Source records
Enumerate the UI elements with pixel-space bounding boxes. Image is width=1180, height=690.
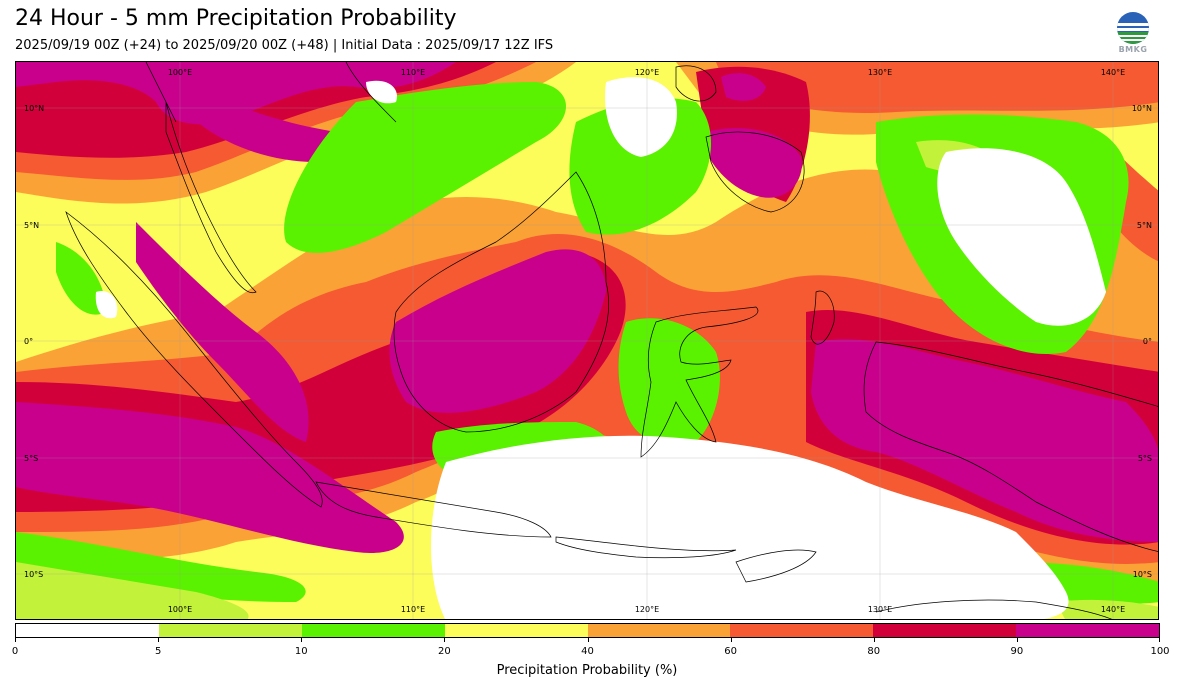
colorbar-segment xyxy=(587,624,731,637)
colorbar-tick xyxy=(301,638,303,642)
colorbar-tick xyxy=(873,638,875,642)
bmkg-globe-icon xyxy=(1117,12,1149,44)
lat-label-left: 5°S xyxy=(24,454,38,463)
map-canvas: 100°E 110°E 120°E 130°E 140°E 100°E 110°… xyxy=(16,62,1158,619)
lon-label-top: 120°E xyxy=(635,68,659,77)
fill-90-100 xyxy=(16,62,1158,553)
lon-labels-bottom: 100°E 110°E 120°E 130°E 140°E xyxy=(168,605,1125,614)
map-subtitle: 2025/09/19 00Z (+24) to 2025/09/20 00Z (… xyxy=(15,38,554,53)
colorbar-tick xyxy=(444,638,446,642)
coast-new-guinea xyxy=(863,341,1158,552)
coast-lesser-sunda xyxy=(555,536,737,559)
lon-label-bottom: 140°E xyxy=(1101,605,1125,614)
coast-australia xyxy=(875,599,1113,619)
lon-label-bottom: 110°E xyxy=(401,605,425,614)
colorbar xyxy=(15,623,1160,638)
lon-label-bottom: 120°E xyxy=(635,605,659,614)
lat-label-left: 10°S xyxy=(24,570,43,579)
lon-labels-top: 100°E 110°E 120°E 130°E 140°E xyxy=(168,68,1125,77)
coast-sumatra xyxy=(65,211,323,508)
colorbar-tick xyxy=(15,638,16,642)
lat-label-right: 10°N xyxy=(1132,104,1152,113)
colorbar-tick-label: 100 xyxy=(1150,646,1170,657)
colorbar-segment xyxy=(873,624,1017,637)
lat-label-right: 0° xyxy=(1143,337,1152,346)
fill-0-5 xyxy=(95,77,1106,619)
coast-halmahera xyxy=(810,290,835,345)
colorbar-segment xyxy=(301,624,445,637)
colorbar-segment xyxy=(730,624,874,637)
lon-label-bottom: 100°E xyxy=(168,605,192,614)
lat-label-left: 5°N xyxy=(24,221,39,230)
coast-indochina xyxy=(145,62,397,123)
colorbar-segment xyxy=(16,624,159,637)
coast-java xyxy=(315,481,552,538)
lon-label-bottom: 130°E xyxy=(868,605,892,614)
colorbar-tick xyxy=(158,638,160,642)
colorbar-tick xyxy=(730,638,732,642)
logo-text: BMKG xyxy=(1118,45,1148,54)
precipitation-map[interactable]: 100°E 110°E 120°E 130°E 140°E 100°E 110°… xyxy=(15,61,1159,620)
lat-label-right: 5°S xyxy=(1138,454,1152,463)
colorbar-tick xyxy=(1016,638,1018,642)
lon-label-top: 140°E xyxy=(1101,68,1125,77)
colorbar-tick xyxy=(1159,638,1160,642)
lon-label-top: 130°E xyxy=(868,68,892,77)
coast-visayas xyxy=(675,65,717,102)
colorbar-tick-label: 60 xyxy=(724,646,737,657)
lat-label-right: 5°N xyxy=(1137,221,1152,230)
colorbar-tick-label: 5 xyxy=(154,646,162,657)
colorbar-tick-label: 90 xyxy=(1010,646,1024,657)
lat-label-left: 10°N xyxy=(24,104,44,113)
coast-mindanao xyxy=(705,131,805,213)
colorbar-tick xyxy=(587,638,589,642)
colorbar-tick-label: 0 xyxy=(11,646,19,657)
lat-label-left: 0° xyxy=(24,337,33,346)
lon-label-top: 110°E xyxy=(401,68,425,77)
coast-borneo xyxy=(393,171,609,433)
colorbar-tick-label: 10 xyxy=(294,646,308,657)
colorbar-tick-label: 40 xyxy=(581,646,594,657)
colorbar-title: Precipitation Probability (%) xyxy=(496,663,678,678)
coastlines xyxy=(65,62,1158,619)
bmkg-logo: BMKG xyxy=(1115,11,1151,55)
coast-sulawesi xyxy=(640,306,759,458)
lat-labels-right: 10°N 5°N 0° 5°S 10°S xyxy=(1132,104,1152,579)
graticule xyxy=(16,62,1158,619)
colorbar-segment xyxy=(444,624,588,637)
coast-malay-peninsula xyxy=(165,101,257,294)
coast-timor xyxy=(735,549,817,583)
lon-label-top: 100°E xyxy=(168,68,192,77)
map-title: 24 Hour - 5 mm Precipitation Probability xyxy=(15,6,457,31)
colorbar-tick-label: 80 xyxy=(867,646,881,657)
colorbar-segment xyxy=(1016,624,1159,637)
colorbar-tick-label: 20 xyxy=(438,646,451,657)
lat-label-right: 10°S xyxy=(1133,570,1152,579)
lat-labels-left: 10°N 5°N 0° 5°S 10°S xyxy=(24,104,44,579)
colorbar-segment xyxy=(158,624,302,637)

* * *

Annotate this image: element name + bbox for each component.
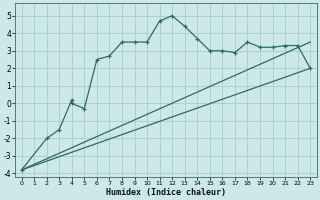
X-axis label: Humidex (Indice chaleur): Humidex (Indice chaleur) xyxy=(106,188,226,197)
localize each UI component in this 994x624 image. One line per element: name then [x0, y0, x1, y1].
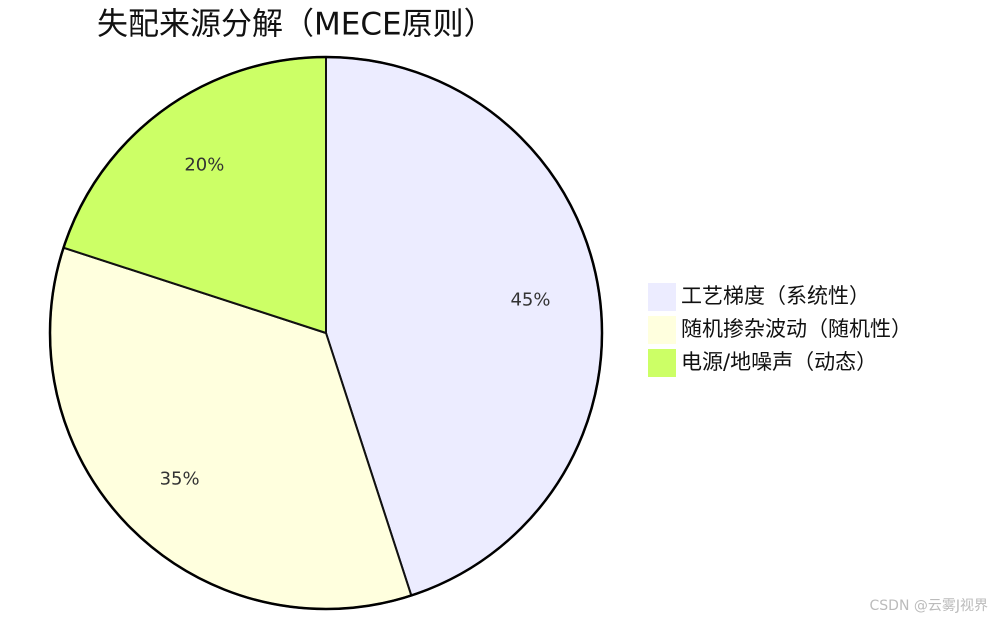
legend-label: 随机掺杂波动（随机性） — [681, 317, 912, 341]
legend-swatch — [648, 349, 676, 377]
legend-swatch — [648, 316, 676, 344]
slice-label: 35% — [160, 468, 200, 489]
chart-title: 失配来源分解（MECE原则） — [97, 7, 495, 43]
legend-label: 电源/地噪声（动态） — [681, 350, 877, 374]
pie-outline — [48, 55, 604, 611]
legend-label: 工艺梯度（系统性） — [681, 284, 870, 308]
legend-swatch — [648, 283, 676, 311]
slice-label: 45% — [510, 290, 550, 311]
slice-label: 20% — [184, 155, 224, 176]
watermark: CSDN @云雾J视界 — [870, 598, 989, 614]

## Stated exercise
Can you give the source records above, from the line with "Enumerate the UI" to the line with "lat-label-left: 5°S xyxy=(24,454,38,463)", inclusive, as a JSON list of strings with one string per line, leaving out blank lines and pictures?

## Task solution
[
  "Enumerate the UI elements with pixel-space bounding boxes. Image is width=1180, height=690.",
  "colorbar-segment xyxy=(587,624,731,637)",
  "colorbar-tick xyxy=(301,638,303,642)",
  "colorbar-tick xyxy=(873,638,875,642)",
  "bmkg-globe-icon xyxy=(1117,12,1149,44)",
  "lat-label-left: 5°S xyxy=(24,454,38,463)"
]